» Exercise task
Images excluded, repeat each entry below exactly.

[START Supplied information]

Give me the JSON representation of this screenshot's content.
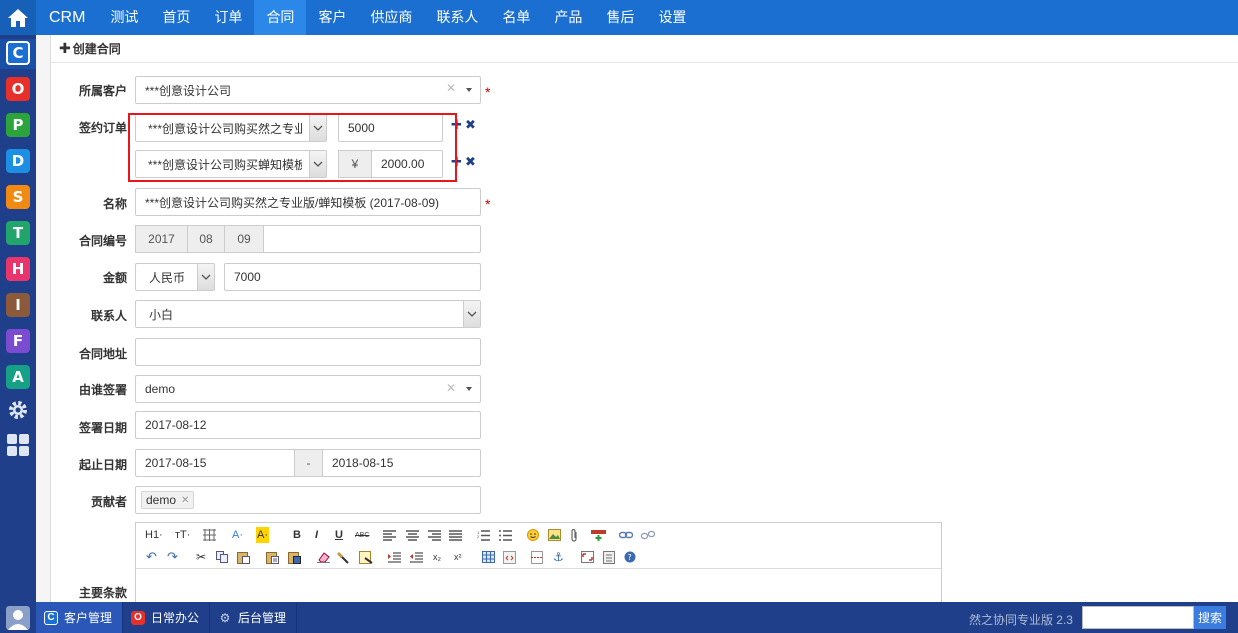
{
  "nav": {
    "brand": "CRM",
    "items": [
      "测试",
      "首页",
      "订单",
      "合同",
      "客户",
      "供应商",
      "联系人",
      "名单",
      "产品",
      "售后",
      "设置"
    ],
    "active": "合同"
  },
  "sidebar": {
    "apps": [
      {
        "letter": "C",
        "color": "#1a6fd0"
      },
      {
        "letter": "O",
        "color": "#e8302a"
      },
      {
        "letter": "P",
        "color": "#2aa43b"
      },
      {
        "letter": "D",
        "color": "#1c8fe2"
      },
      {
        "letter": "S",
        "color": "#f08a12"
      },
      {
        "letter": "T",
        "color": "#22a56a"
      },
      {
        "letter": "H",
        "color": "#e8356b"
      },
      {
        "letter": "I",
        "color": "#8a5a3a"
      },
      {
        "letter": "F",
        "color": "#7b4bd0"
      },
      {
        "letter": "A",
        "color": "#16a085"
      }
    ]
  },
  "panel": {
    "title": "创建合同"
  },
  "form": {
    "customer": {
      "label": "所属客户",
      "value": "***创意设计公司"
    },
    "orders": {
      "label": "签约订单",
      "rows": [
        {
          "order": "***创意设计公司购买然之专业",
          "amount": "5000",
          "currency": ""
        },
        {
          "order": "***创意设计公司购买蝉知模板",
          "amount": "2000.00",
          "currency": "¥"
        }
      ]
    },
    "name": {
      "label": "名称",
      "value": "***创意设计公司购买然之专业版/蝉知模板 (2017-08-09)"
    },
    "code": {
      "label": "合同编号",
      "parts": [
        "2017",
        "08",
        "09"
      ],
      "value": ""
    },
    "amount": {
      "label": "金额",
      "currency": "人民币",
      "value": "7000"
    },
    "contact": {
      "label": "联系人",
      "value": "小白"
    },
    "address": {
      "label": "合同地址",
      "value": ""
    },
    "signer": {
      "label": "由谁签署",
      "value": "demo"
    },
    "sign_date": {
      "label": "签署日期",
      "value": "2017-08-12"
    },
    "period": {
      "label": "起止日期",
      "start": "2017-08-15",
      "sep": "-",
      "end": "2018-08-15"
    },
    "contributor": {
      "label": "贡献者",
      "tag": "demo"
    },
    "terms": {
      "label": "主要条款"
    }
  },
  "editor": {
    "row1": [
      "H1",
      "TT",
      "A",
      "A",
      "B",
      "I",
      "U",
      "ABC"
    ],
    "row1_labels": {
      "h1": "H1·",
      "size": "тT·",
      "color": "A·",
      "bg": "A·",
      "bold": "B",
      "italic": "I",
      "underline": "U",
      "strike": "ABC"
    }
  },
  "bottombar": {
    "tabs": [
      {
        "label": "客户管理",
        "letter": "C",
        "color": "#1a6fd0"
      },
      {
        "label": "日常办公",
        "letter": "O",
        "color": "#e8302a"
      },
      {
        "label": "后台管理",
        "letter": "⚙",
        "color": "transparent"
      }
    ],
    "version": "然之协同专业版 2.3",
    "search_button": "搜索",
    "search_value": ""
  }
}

[END Supplied information]

» Solution for this exercise
Give me the JSON representation of this screenshot's content.
{
  "nav": {
    "brand": "CRM",
    "items": [
      "测试",
      "首页",
      "订单",
      "合同",
      "客户",
      "供应商",
      "联系人",
      "名单",
      "产品",
      "售后",
      "设置"
    ],
    "active": "合同"
  },
  "sidebar": {
    "apps": [
      {
        "letter": "C",
        "color": "#1a6fd0"
      },
      {
        "letter": "O",
        "color": "#e8302a"
      },
      {
        "letter": "P",
        "color": "#2aa43b"
      },
      {
        "letter": "D",
        "color": "#1c8fe2"
      },
      {
        "letter": "S",
        "color": "#f08a12"
      },
      {
        "letter": "T",
        "color": "#22a56a"
      },
      {
        "letter": "H",
        "color": "#e8356b"
      },
      {
        "letter": "I",
        "color": "#8a5a3a"
      },
      {
        "letter": "F",
        "color": "#7b4bd0"
      },
      {
        "letter": "A",
        "color": "#16a085"
      }
    ]
  },
  "panel": {
    "title": "创建合同"
  },
  "form": {
    "customer": {
      "label": "所属客户",
      "value": "***创意设计公司"
    },
    "orders": {
      "label": "签约订单",
      "rows": [
        {
          "order": "***创意设计公司购买然之专业",
          "amount": "5000",
          "currency": ""
        },
        {
          "order": "***创意设计公司购买蝉知模板",
          "amount": "2000.00",
          "currency": "¥"
        }
      ]
    },
    "name": {
      "label": "名称",
      "value": "***创意设计公司购买然之专业版/蝉知模板 (2017-08-09)"
    },
    "code": {
      "label": "合同编号",
      "parts": [
        "2017",
        "08",
        "09"
      ],
      "value": ""
    },
    "amount": {
      "label": "金额",
      "currency": "人民币",
      "value": "7000"
    },
    "contact": {
      "label": "联系人",
      "value": "小白"
    },
    "address": {
      "label": "合同地址",
      "value": ""
    },
    "signer": {
      "label": "由谁签署",
      "value": "demo"
    },
    "sign_date": {
      "label": "签署日期",
      "value": "2017-08-12"
    },
    "period": {
      "label": "起止日期",
      "start": "2017-08-15",
      "sep": "-",
      "end": "2018-08-15"
    },
    "contributor": {
      "label": "贡献者",
      "tag": "demo"
    },
    "terms": {
      "label": "主要条款"
    }
  },
  "editor": {
    "row1": [
      "H1",
      "TT",
      "A",
      "A",
      "B",
      "I",
      "U",
      "ABC"
    ],
    "row1_labels": {
      "h1": "H1·",
      "size": "тT·",
      "color": "A·",
      "bg": "A·",
      "bold": "B",
      "italic": "I",
      "underline": "U",
      "strike": "ABC"
    }
  },
  "bottombar": {
    "tabs": [
      {
        "label": "客户管理",
        "letter": "C",
        "color": "#1a6fd0"
      },
      {
        "label": "日常办公",
        "letter": "O",
        "color": "#e8302a"
      },
      {
        "label": "后台管理",
        "letter": "⚙",
        "color": "transparent"
      }
    ],
    "version": "然之协同专业版 2.3",
    "search_button": "搜索",
    "search_value": ""
  }
}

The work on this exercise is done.